Records

+ + + + +

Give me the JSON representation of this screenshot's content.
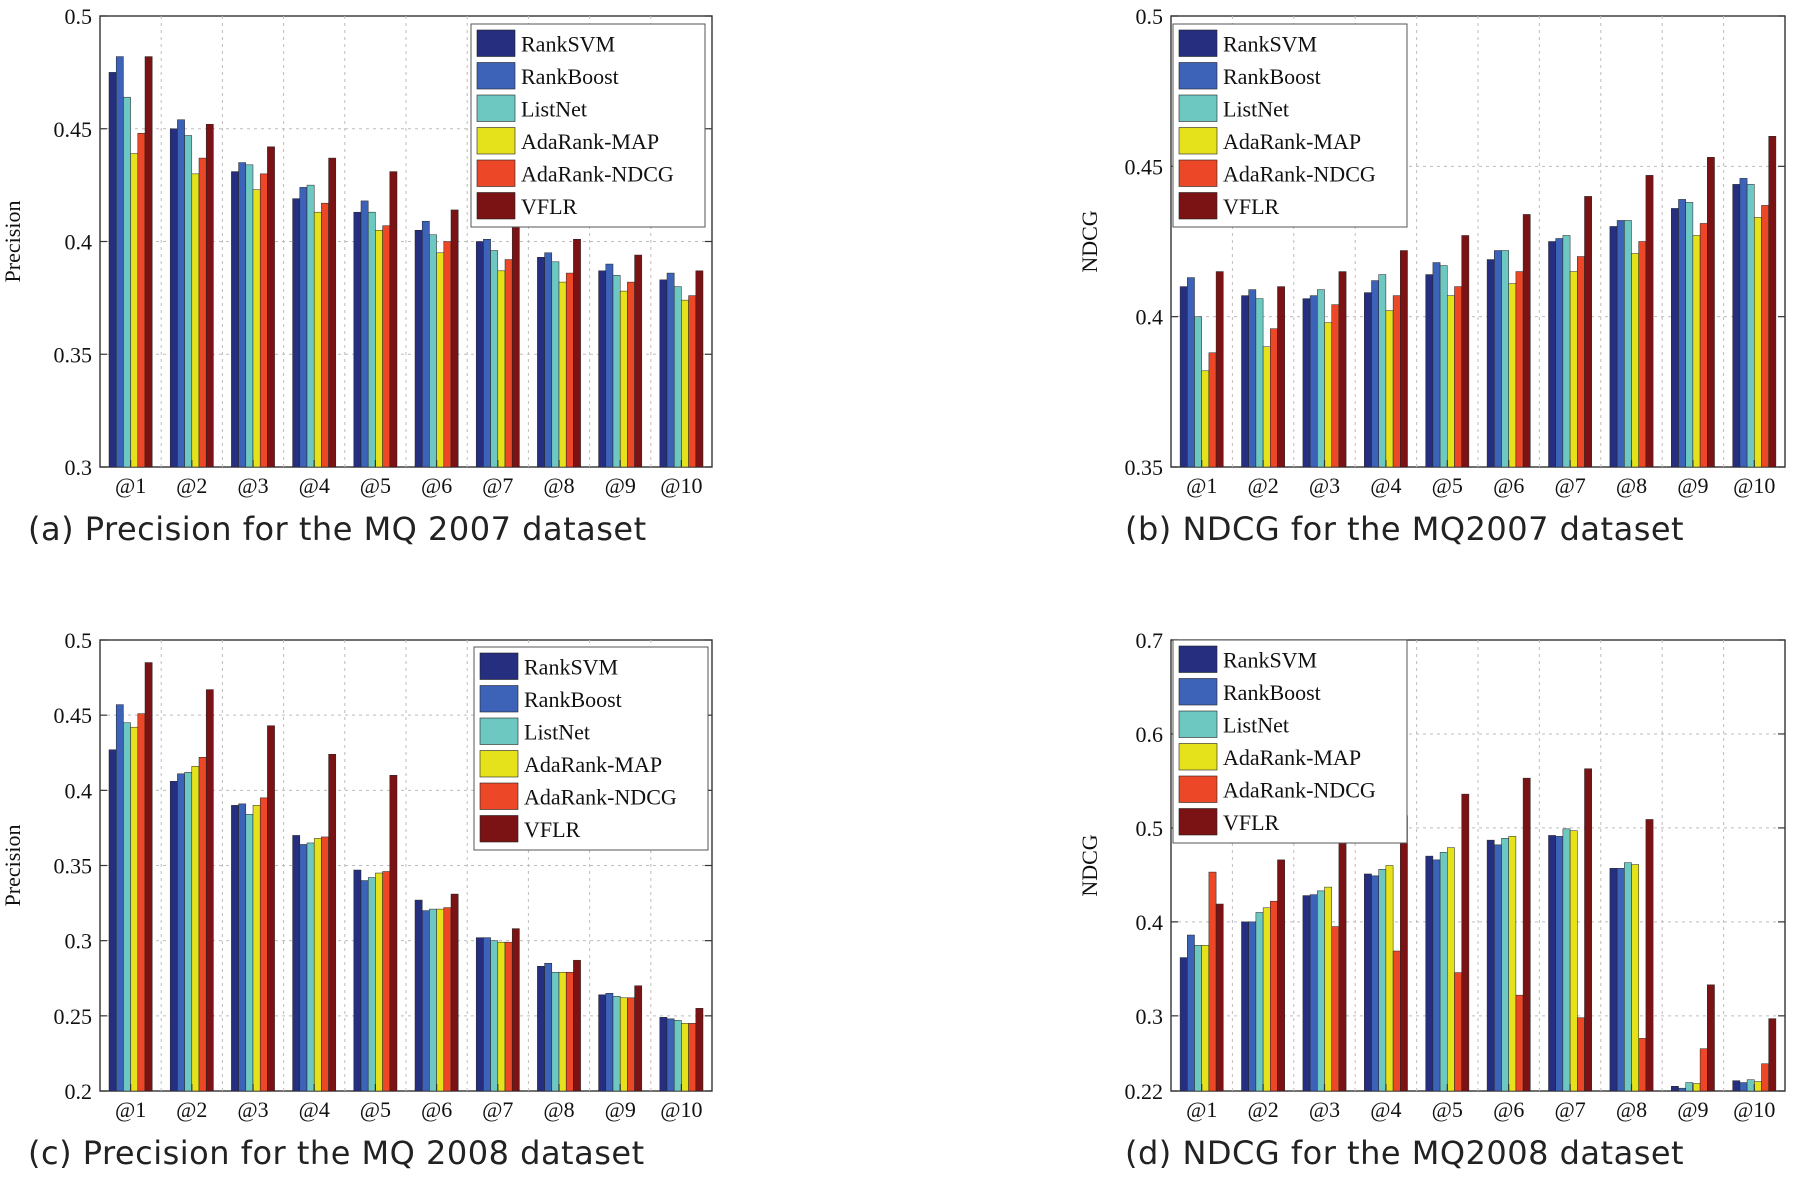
{
  "colors": {
    "RankSVM": "#262f7f",
    "RankBoost": "#3d63b8",
    "ListNet": "#6ec8c2",
    "AdaRank-MAP": "#e5e21c",
    "AdaRank-NDCG": "#ec4726",
    "VFLR": "#7b1315"
  },
  "chart_data": [
    {
      "type": "bar",
      "caption": "(a) Precision for the MQ 2007 dataset",
      "title": "",
      "ylabel": "Precision",
      "xlabel": "",
      "ylim": [
        0.3,
        0.5
      ],
      "yticks": [
        "0.3",
        "0.35",
        "0.4",
        "0.45",
        "0.5"
      ],
      "grid": true,
      "legend_position": "top-right",
      "categories": [
        "@1",
        "@2",
        "@3",
        "@4",
        "@5",
        "@6",
        "@7",
        "@8",
        "@9",
        "@10"
      ],
      "series": [
        {
          "name": "RankSVM",
          "values": [
            0.475,
            0.45,
            0.431,
            0.419,
            0.413,
            0.405,
            0.4,
            0.393,
            0.387,
            0.383
          ]
        },
        {
          "name": "RankBoost",
          "values": [
            0.482,
            0.454,
            0.435,
            0.424,
            0.418,
            0.409,
            0.401,
            0.395,
            0.39,
            0.386
          ]
        },
        {
          "name": "ListNet",
          "values": [
            0.464,
            0.447,
            0.434,
            0.425,
            0.413,
            0.403,
            0.396,
            0.391,
            0.385,
            0.38
          ]
        },
        {
          "name": "AdaRank-MAP",
          "values": [
            0.439,
            0.43,
            0.423,
            0.413,
            0.405,
            0.395,
            0.387,
            0.382,
            0.378,
            0.374
          ]
        },
        {
          "name": "AdaRank-NDCG",
          "values": [
            0.448,
            0.437,
            0.43,
            0.417,
            0.407,
            0.4,
            0.392,
            0.386,
            0.382,
            0.376
          ]
        },
        {
          "name": "VFLR",
          "values": [
            0.482,
            0.452,
            0.442,
            0.437,
            0.431,
            0.414,
            0.407,
            0.401,
            0.394,
            0.387
          ]
        }
      ]
    },
    {
      "type": "bar",
      "caption": "(b) NDCG for the MQ2007 dataset",
      "title": "",
      "ylabel": "NDCG",
      "xlabel": "",
      "ylim": [
        0.35,
        0.5
      ],
      "yticks": [
        "0.35",
        "0.4",
        "0.45",
        "0.5"
      ],
      "grid": true,
      "legend_position": "top-left",
      "categories": [
        "@1",
        "@2",
        "@3",
        "@4",
        "@5",
        "@6",
        "@7",
        "@8",
        "@9",
        "@10"
      ],
      "series": [
        {
          "name": "RankSVM",
          "values": [
            0.41,
            0.407,
            0.406,
            0.408,
            0.414,
            0.419,
            0.425,
            0.43,
            0.436,
            0.444
          ]
        },
        {
          "name": "RankBoost",
          "values": [
            0.413,
            0.409,
            0.407,
            0.412,
            0.418,
            0.422,
            0.426,
            0.432,
            0.439,
            0.446
          ]
        },
        {
          "name": "ListNet",
          "values": [
            0.4,
            0.406,
            0.409,
            0.414,
            0.417,
            0.422,
            0.427,
            0.432,
            0.438,
            0.444
          ]
        },
        {
          "name": "AdaRank-MAP",
          "values": [
            0.382,
            0.39,
            0.398,
            0.402,
            0.407,
            0.411,
            0.415,
            0.421,
            0.427,
            0.433
          ]
        },
        {
          "name": "AdaRank-NDCG",
          "values": [
            0.388,
            0.396,
            0.404,
            0.407,
            0.41,
            0.415,
            0.42,
            0.425,
            0.431,
            0.437
          ]
        },
        {
          "name": "VFLR",
          "values": [
            0.415,
            0.41,
            0.415,
            0.422,
            0.427,
            0.434,
            0.44,
            0.447,
            0.453,
            0.46
          ]
        }
      ]
    },
    {
      "type": "bar",
      "caption": "(c) Precision for the MQ 2008 dataset",
      "title": "",
      "ylabel": "Precision",
      "xlabel": "",
      "ylim": [
        0.2,
        0.5
      ],
      "yticks": [
        "0.2",
        "0.25",
        "0.3",
        "0.35",
        "0.4",
        "0.45",
        "0.5"
      ],
      "grid": true,
      "legend_position": "top-right",
      "categories": [
        "@1",
        "@2",
        "@3",
        "@4",
        "@5",
        "@6",
        "@7",
        "@8",
        "@9",
        "@10"
      ],
      "series": [
        {
          "name": "RankSVM",
          "values": [
            0.427,
            0.406,
            0.39,
            0.37,
            0.347,
            0.327,
            0.302,
            0.283,
            0.264,
            0.249
          ]
        },
        {
          "name": "RankBoost",
          "values": [
            0.457,
            0.411,
            0.391,
            0.364,
            0.34,
            0.32,
            0.302,
            0.285,
            0.265,
            0.248
          ]
        },
        {
          "name": "ListNet",
          "values": [
            0.445,
            0.412,
            0.384,
            0.365,
            0.342,
            0.321,
            0.3,
            0.279,
            0.263,
            0.247
          ]
        },
        {
          "name": "AdaRank-MAP",
          "values": [
            0.442,
            0.416,
            0.39,
            0.368,
            0.345,
            0.321,
            0.299,
            0.279,
            0.262,
            0.245
          ]
        },
        {
          "name": "AdaRank-NDCG",
          "values": [
            0.451,
            0.422,
            0.395,
            0.369,
            0.346,
            0.322,
            0.299,
            0.279,
            0.262,
            0.245
          ]
        },
        {
          "name": "VFLR",
          "values": [
            0.485,
            0.467,
            0.443,
            0.424,
            0.41,
            0.331,
            0.308,
            0.287,
            0.27,
            0.255
          ]
        }
      ]
    },
    {
      "type": "bar",
      "caption": "(d) NDCG for the MQ2008 dataset",
      "title": "",
      "ylabel": "NDCG",
      "xlabel": "",
      "ylim": [
        0.22,
        0.7
      ],
      "yticks": [
        "0.22",
        "0.3",
        "0.4",
        "0.5",
        "0.6",
        "0.7"
      ],
      "ytick_values": [
        0.22,
        0.3,
        0.4,
        0.5,
        0.6,
        0.7
      ],
      "grid": true,
      "legend_position": "top-left",
      "categories": [
        "@1",
        "@2",
        "@3",
        "@4",
        "@5",
        "@6",
        "@7",
        "@8",
        "@9",
        "@10"
      ],
      "series": [
        {
          "name": "RankSVM",
          "values": [
            0.362,
            0.4,
            0.428,
            0.451,
            0.47,
            0.487,
            0.492,
            0.457,
            0.225,
            0.231
          ]
        },
        {
          "name": "RankBoost",
          "values": [
            0.386,
            0.4,
            0.429,
            0.449,
            0.466,
            0.482,
            0.491,
            0.457,
            0.223,
            0.229
          ]
        },
        {
          "name": "ListNet",
          "values": [
            0.375,
            0.41,
            0.433,
            0.456,
            0.474,
            0.489,
            0.499,
            0.463,
            0.229,
            0.232
          ]
        },
        {
          "name": "AdaRank-MAP",
          "values": [
            0.375,
            0.415,
            0.437,
            0.46,
            0.479,
            0.491,
            0.497,
            0.461,
            0.228,
            0.23
          ]
        },
        {
          "name": "AdaRank-NDCG",
          "values": [
            0.453,
            0.422,
            0.395,
            0.369,
            0.346,
            0.322,
            0.298,
            0.276,
            0.265,
            0.249
          ]
        },
        {
          "name": "VFLR",
          "values": [
            0.419,
            0.466,
            0.489,
            0.513,
            0.536,
            0.553,
            0.563,
            0.509,
            0.333,
            0.297
          ]
        }
      ]
    }
  ]
}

+ + + + +

Drop the images and quote the entries word for word.

Give me the JSON representation of this screenshot's content.
{
  "colors": {
    "RankSVM": "#262f7f",
    "RankBoost": "#3d63b8",
    "ListNet": "#6ec8c2",
    "AdaRank-MAP": "#e5e21c",
    "AdaRank-NDCG": "#ec4726",
    "VFLR": "#7b1315"
  },
  "chart_data": [
    {
      "type": "bar",
      "caption": "(a) Precision for the MQ 2007 dataset",
      "title": "",
      "ylabel": "Precision",
      "xlabel": "",
      "ylim": [
        0.3,
        0.5
      ],
      "yticks": [
        "0.3",
        "0.35",
        "0.4",
        "0.45",
        "0.5"
      ],
      "grid": true,
      "legend_position": "top-right",
      "categories": [
        "@1",
        "@2",
        "@3",
        "@4",
        "@5",
        "@6",
        "@7",
        "@8",
        "@9",
        "@10"
      ],
      "series": [
        {
          "name": "RankSVM",
          "values": [
            0.475,
            0.45,
            0.431,
            0.419,
            0.413,
            0.405,
            0.4,
            0.393,
            0.387,
            0.383
          ]
        },
        {
          "name": "RankBoost",
          "values": [
            0.482,
            0.454,
            0.435,
            0.424,
            0.418,
            0.409,
            0.401,
            0.395,
            0.39,
            0.386
          ]
        },
        {
          "name": "ListNet",
          "values": [
            0.464,
            0.447,
            0.434,
            0.425,
            0.413,
            0.403,
            0.396,
            0.391,
            0.385,
            0.38
          ]
        },
        {
          "name": "AdaRank-MAP",
          "values": [
            0.439,
            0.43,
            0.423,
            0.413,
            0.405,
            0.395,
            0.387,
            0.382,
            0.378,
            0.374
          ]
        },
        {
          "name": "AdaRank-NDCG",
          "values": [
            0.448,
            0.437,
            0.43,
            0.417,
            0.407,
            0.4,
            0.392,
            0.386,
            0.382,
            0.376
          ]
        },
        {
          "name": "VFLR",
          "values": [
            0.482,
            0.452,
            0.442,
            0.437,
            0.431,
            0.414,
            0.407,
            0.401,
            0.394,
            0.387
          ]
        }
      ]
    },
    {
      "type": "bar",
      "caption": "(b) NDCG for the MQ2007 dataset",
      "title": "",
      "ylabel": "NDCG",
      "xlabel": "",
      "ylim": [
        0.35,
        0.5
      ],
      "yticks": [
        "0.35",
        "0.4",
        "0.45",
        "0.5"
      ],
      "grid": true,
      "legend_position": "top-left",
      "categories": [
        "@1",
        "@2",
        "@3",
        "@4",
        "@5",
        "@6",
        "@7",
        "@8",
        "@9",
        "@10"
      ],
      "series": [
        {
          "name": "RankSVM",
          "values": [
            0.41,
            0.407,
            0.406,
            0.408,
            0.414,
            0.419,
            0.425,
            0.43,
            0.436,
            0.444
          ]
        },
        {
          "name": "RankBoost",
          "values": [
            0.413,
            0.409,
            0.407,
            0.412,
            0.418,
            0.422,
            0.426,
            0.432,
            0.439,
            0.446
          ]
        },
        {
          "name": "ListNet",
          "values": [
            0.4,
            0.406,
            0.409,
            0.414,
            0.417,
            0.422,
            0.427,
            0.432,
            0.438,
            0.444
          ]
        },
        {
          "name": "AdaRank-MAP",
          "values": [
            0.382,
            0.39,
            0.398,
            0.402,
            0.407,
            0.411,
            0.415,
            0.421,
            0.427,
            0.433
          ]
        },
        {
          "name": "AdaRank-NDCG",
          "values": [
            0.388,
            0.396,
            0.404,
            0.407,
            0.41,
            0.415,
            0.42,
            0.425,
            0.431,
            0.437
          ]
        },
        {
          "name": "VFLR",
          "values": [
            0.415,
            0.41,
            0.415,
            0.422,
            0.427,
            0.434,
            0.44,
            0.447,
            0.453,
            0.46
          ]
        }
      ]
    },
    {
      "type": "bar",
      "caption": "(c) Precision for the MQ 2008 dataset",
      "title": "",
      "ylabel": "Precision",
      "xlabel": "",
      "ylim": [
        0.2,
        0.5
      ],
      "yticks": [
        "0.2",
        "0.25",
        "0.3",
        "0.35",
        "0.4",
        "0.45",
        "0.5"
      ],
      "grid": true,
      "legend_position": "top-right",
      "categories": [
        "@1",
        "@2",
        "@3",
        "@4",
        "@5",
        "@6",
        "@7",
        "@8",
        "@9",
        "@10"
      ],
      "series": [
        {
          "name": "RankSVM",
          "values": [
            0.427,
            0.406,
            0.39,
            0.37,
            0.347,
            0.327,
            0.302,
            0.283,
            0.264,
            0.249
          ]
        },
        {
          "name": "RankBoost",
          "values": [
            0.457,
            0.411,
            0.391,
            0.364,
            0.34,
            0.32,
            0.302,
            0.285,
            0.265,
            0.248
          ]
        },
        {
          "name": "ListNet",
          "values": [
            0.445,
            0.412,
            0.384,
            0.365,
            0.342,
            0.321,
            0.3,
            0.279,
            0.263,
            0.247
          ]
        },
        {
          "name": "AdaRank-MAP",
          "values": [
            0.442,
            0.416,
            0.39,
            0.368,
            0.345,
            0.321,
            0.299,
            0.279,
            0.262,
            0.245
          ]
        },
        {
          "name": "AdaRank-NDCG",
          "values": [
            0.451,
            0.422,
            0.395,
            0.369,
            0.346,
            0.322,
            0.299,
            0.279,
            0.262,
            0.245
          ]
        },
        {
          "name": "VFLR",
          "values": [
            0.485,
            0.467,
            0.443,
            0.424,
            0.41,
            0.331,
            0.308,
            0.287,
            0.27,
            0.255
          ]
        }
      ]
    },
    {
      "type": "bar",
      "caption": "(d) NDCG for the MQ2008 dataset",
      "title": "",
      "ylabel": "NDCG",
      "xlabel": "",
      "ylim": [
        0.22,
        0.7
      ],
      "yticks": [
        "0.22",
        "0.3",
        "0.4",
        "0.5",
        "0.6",
        "0.7"
      ],
      "ytick_values": [
        0.22,
        0.3,
        0.4,
        0.5,
        0.6,
        0.7
      ],
      "grid": true,
      "legend_position": "top-left",
      "categories": [
        "@1",
        "@2",
        "@3",
        "@4",
        "@5",
        "@6",
        "@7",
        "@8",
        "@9",
        "@10"
      ],
      "series": [
        {
          "name": "RankSVM",
          "values": [
            0.362,
            0.4,
            0.428,
            0.451,
            0.47,
            0.487,
            0.492,
            0.457,
            0.225,
            0.231
          ]
        },
        {
          "name": "RankBoost",
          "values": [
            0.386,
            0.4,
            0.429,
            0.449,
            0.466,
            0.482,
            0.491,
            0.457,
            0.223,
            0.229
          ]
        },
        {
          "name": "ListNet",
          "values": [
            0.375,
            0.41,
            0.433,
            0.456,
            0.474,
            0.489,
            0.499,
            0.463,
            0.229,
            0.232
          ]
        },
        {
          "name": "AdaRank-MAP",
          "values": [
            0.375,
            0.415,
            0.437,
            0.46,
            0.479,
            0.491,
            0.497,
            0.461,
            0.228,
            0.23
          ]
        },
        {
          "name": "AdaRank-NDCG",
          "values": [
            0.453,
            0.422,
            0.395,
            0.369,
            0.346,
            0.322,
            0.298,
            0.276,
            0.265,
            0.249
          ]
        },
        {
          "name": "VFLR",
          "values": [
            0.419,
            0.466,
            0.489,
            0.513,
            0.536,
            0.553,
            0.563,
            0.509,
            0.333,
            0.297
          ]
        }
      ]
    }
  ]
}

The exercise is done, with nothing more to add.